Dataset records:
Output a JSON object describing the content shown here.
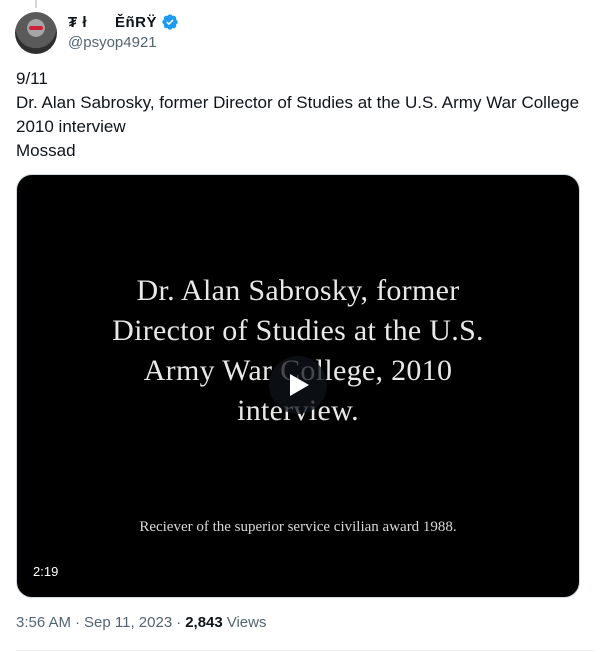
{
  "author": {
    "display_name": "₮ ł      ĚñRŸ",
    "handle": "@psyop4921",
    "verified_icon": "verified-badge-icon",
    "verified_color": "#1d9bf0"
  },
  "tweet": {
    "lines": [
      "9/11",
      "Dr. Alan Sabrosky, former Director of Studies at the U.S. Army War College 2010 interview",
      "Mossad"
    ]
  },
  "video": {
    "caption_lines": [
      "Dr. Alan Sabrosky, former",
      "Director of Studies at the U.S.",
      "Army War College, 2010",
      "interview."
    ],
    "subcaption": "Reciever of the superior service civilian award 1988.",
    "duration": "2:19",
    "play_icon": "play-icon"
  },
  "meta": {
    "time": "3:56 AM",
    "separator": "·",
    "date": "Sep 11, 2023",
    "views_count": "2,843",
    "views_label": "Views"
  },
  "colors": {
    "text_primary": "#0f1419",
    "text_secondary": "#536471",
    "border": "#cfd9de"
  }
}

Goal: Within the material above, find the lines that contain the word "Director"; copy them.

Final result:
      "Dr. Alan Sabrosky, former Director of Studies at the U.S. Army War College 2010 interview",
      "Director of Studies at the U.S.",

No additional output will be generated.